TASK OBJECTIVE:
Copy all records verbatim.

%%

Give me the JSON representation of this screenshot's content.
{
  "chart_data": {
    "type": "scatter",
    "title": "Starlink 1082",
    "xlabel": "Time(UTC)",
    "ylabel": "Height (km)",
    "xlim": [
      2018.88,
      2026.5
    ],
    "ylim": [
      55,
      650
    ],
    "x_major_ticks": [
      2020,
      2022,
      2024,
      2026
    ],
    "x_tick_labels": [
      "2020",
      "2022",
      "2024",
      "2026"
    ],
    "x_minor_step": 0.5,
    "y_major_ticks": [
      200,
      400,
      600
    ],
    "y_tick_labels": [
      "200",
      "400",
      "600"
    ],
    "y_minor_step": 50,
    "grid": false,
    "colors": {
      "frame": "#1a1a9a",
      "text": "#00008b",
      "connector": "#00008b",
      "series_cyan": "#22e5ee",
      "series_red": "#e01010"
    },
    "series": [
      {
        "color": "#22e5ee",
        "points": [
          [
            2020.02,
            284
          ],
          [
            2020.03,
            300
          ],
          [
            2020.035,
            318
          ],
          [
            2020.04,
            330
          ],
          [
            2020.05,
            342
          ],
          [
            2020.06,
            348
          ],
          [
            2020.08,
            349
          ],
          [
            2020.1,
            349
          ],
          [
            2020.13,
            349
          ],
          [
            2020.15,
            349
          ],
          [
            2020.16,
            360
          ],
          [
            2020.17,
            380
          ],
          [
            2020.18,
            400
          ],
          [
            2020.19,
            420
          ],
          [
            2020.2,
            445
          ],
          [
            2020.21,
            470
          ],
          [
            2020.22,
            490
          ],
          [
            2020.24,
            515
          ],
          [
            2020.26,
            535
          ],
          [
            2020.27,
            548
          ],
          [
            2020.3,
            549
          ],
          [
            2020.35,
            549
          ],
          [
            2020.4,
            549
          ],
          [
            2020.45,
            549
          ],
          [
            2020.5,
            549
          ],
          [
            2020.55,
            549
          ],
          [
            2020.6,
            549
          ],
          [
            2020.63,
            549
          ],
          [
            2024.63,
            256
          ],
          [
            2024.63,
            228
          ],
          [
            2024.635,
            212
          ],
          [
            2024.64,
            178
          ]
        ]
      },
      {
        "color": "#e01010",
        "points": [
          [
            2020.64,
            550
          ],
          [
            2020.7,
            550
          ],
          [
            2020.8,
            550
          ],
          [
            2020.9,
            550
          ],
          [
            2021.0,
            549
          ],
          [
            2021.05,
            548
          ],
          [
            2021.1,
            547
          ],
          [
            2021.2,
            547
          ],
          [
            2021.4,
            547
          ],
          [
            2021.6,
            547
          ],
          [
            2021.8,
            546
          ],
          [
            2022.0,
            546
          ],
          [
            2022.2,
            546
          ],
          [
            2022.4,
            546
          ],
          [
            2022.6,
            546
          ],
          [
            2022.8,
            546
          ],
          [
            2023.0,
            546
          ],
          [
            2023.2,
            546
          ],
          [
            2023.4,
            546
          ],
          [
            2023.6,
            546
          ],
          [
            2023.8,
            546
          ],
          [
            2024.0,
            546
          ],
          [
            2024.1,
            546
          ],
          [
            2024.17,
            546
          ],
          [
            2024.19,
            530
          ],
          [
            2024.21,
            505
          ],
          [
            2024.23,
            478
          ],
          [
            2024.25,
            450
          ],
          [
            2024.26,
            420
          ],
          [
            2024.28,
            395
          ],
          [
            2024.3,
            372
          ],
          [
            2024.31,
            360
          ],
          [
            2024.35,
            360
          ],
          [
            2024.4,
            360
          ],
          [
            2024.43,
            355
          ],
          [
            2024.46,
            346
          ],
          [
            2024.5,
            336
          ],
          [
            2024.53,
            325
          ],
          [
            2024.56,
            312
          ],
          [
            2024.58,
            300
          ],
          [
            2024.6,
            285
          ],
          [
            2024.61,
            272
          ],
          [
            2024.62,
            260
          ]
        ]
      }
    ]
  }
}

%%

RESULT:
Give me the JSON representation of this screenshot's content.
{
  "chart_data": {
    "type": "scatter",
    "title": "Starlink 1082",
    "xlabel": "Time(UTC)",
    "ylabel": "Height (km)",
    "xlim": [
      2018.88,
      2026.5
    ],
    "ylim": [
      55,
      650
    ],
    "x_major_ticks": [
      2020,
      2022,
      2024,
      2026
    ],
    "x_tick_labels": [
      "2020",
      "2022",
      "2024",
      "2026"
    ],
    "x_minor_step": 0.5,
    "y_major_ticks": [
      200,
      400,
      600
    ],
    "y_tick_labels": [
      "200",
      "400",
      "600"
    ],
    "y_minor_step": 50,
    "grid": false,
    "colors": {
      "frame": "#1a1a9a",
      "text": "#00008b",
      "connector": "#00008b",
      "series_cyan": "#22e5ee",
      "series_red": "#e01010"
    },
    "series": [
      {
        "color": "#22e5ee",
        "points": [
          [
            2020.02,
            284
          ],
          [
            2020.03,
            300
          ],
          [
            2020.035,
            318
          ],
          [
            2020.04,
            330
          ],
          [
            2020.05,
            342
          ],
          [
            2020.06,
            348
          ],
          [
            2020.08,
            349
          ],
          [
            2020.1,
            349
          ],
          [
            2020.13,
            349
          ],
          [
            2020.15,
            349
          ],
          [
            2020.16,
            360
          ],
          [
            2020.17,
            380
          ],
          [
            2020.18,
            400
          ],
          [
            2020.19,
            420
          ],
          [
            2020.2,
            445
          ],
          [
            2020.21,
            470
          ],
          [
            2020.22,
            490
          ],
          [
            2020.24,
            515
          ],
          [
            2020.26,
            535
          ],
          [
            2020.27,
            548
          ],
          [
            2020.3,
            549
          ],
          [
            2020.35,
            549
          ],
          [
            2020.4,
            549
          ],
          [
            2020.45,
            549
          ],
          [
            2020.5,
            549
          ],
          [
            2020.55,
            549
          ],
          [
            2020.6,
            549
          ],
          [
            2020.63,
            549
          ],
          [
            2024.63,
            256
          ],
          [
            2024.63,
            228
          ],
          [
            2024.635,
            212
          ],
          [
            2024.64,
            178
          ]
        ]
      },
      {
        "color": "#e01010",
        "points": [
          [
            2020.64,
            550
          ],
          [
            2020.7,
            550
          ],
          [
            2020.8,
            550
          ],
          [
            2020.9,
            550
          ],
          [
            2021.0,
            549
          ],
          [
            2021.05,
            548
          ],
          [
            2021.1,
            547
          ],
          [
            2021.2,
            547
          ],
          [
            2021.4,
            547
          ],
          [
            2021.6,
            547
          ],
          [
            2021.8,
            546
          ],
          [
            2022.0,
            546
          ],
          [
            2022.2,
            546
          ],
          [
            2022.4,
            546
          ],
          [
            2022.6,
            546
          ],
          [
            2022.8,
            546
          ],
          [
            2023.0,
            546
          ],
          [
            2023.2,
            546
          ],
          [
            2023.4,
            546
          ],
          [
            2023.6,
            546
          ],
          [
            2023.8,
            546
          ],
          [
            2024.0,
            546
          ],
          [
            2024.1,
            546
          ],
          [
            2024.17,
            546
          ],
          [
            2024.19,
            530
          ],
          [
            2024.21,
            505
          ],
          [
            2024.23,
            478
          ],
          [
            2024.25,
            450
          ],
          [
            2024.26,
            420
          ],
          [
            2024.28,
            395
          ],
          [
            2024.3,
            372
          ],
          [
            2024.31,
            360
          ],
          [
            2024.35,
            360
          ],
          [
            2024.4,
            360
          ],
          [
            2024.43,
            355
          ],
          [
            2024.46,
            346
          ],
          [
            2024.5,
            336
          ],
          [
            2024.53,
            325
          ],
          [
            2024.56,
            312
          ],
          [
            2024.58,
            300
          ],
          [
            2024.6,
            285
          ],
          [
            2024.61,
            272
          ],
          [
            2024.62,
            260
          ]
        ]
      }
    ]
  }
}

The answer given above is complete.